Exercise aim
Reproduce each line from the records that holds "indication".

Entries taken from a collection
#####
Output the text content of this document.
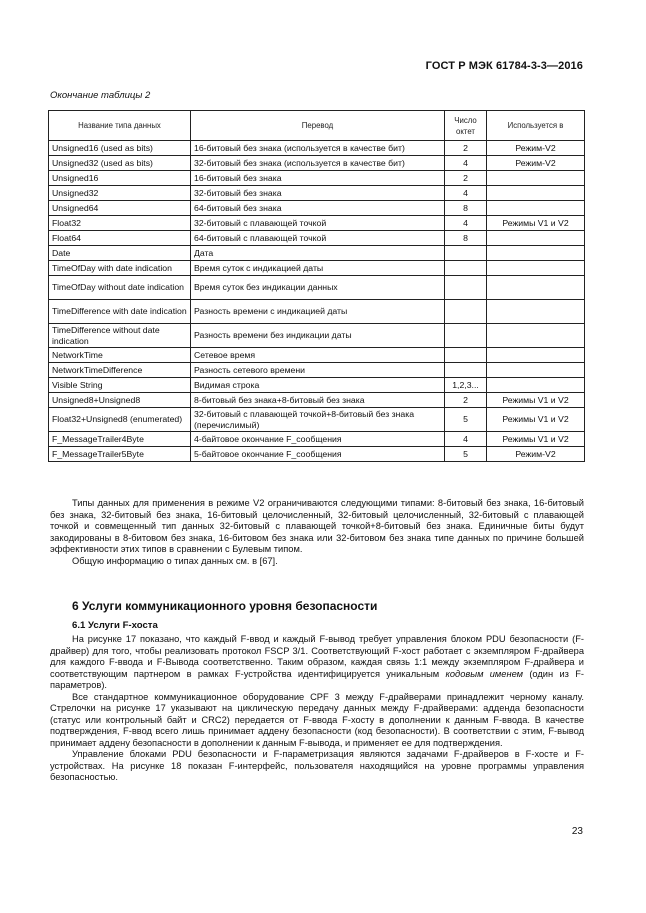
ГОСТ Р МЭК 61784-3-3—2016
Окончание таблицы 2
Название типа данных	Перевод	Число октет	Используется в
Unsigned16 (used as bits)	16-битовый без знака (используется в качестве бит)	2	Режим-V2
Unsigned32 (used as bits)	32-битовый без знака (используется в качестве бит)	4	Режим-V2
Unsigned16	16-битовый без знака	2	
Unsigned32	32-битовый без знака	4	
Unsigned64	64-битовый без знака	8	
Float32	32-битовый с плавающей точкой	4	Режимы V1 и V2
Float64	64-битовый с плавающей точкой	8	
Date	Дата		
TimeOfDay with date indication	Время суток с индикацией даты		
TimeOfDay without date indication	Время суток без индикации данных		
TimeDifference with date indication	Разность времени с индикацией даты		
TimeDifference without date indication	Разность времени без индикации даты		
NetworkTime	Сетевое время		
NetworkTimeDifference	Разность сетевого времени		
Visible String	Видимая строка	1,2,3...	
Unsigned8+Unsigned8	8-битовый без знака+8-битовый без знака	2	Режимы V1 и V2
Float32+Unsigned8 (enumerated)	32-битовый с плавающей точкой+8-битовый без знака (перечислимый)	5	Режимы V1 и V2
F_MessageTrailer4Byte	4-байтовое окончание F_сообщения	4	Режимы V1 и V2
F_MessageTrailer5Byte	5-байтовое окончание F_сообщения	5	Режим-V2

Типы данных для применения в режиме V2 ограничиваются следующими типами: 8-битовый без знака, 16-битовый без знака, 32-битовый без знака, 16-битовый целочисленный, 32-битовый целочисленный, 32-битовый с плавающей точкой и совмещенный тип данных 32-битовый с плавающей точкой+8-битовый без знака. Единичные биты будут закодированы в 8-битовом без знака, 16-битовом без знака или 32-битовом без знака типе данных по причине большей эффективности этих типов в сравнении с Булевым типом.

Общую информацию о типах данных см. в [67].

6 Услуги коммуникационного уровня безопасности
6.1 Услуги F-хоста

На рисунке 17 показано, что каждый F-ввод и каждый F-вывод требует управления блоком PDU безопасности (F-драйвер) для того, чтобы реализовать протокол FSCP 3/1. Соответствующий F-хост работает с экземпляром F-драйвера для каждого F-ввода и F-Вывода соответственно. Таким образом, каждая связь 1:1 между экземпляром F-драйвера и соответствующим партнером в рамках F-устройства идентифицируется уникальным кодовым именем (один из F-параметров).

Все стандартное коммуникационное оборудование CPF 3 между F-драйверами принадлежит черному каналу. Стрелочки на рисунке 17 указывают на циклическую передачу данных между F-драйверами: адденда безопасности (статус или контрольный байт и CRC2) передается от F-ввода F-хосту в дополнении к данным F-ввода. В качестве подтверждения, F-ввод всего лишь принимает аддену безопасности (код безопасности). В соответствии с этим, F-вывод принимает аддену безопасности в дополнении к данным F-вывода, и применяет ее для подтверждения.

Управление блоками PDU безопасности и F-параметризация являются задачами F-драйверов в F-хосте и F-устройствах. На рисунке 18 показан F-интерфейс, пользователя находящийся на уровне программы управления безопасностью.

23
#####
Output of the task
TimeOfDay with date indication	Время суток с индикацией даты		
TimeOfDay without date indication	Время суток без индикации данных		
TimeDifference with date indication	Разность времени с индикацией даты		
TimeDifference without date indication	Разность времени без индикации даты		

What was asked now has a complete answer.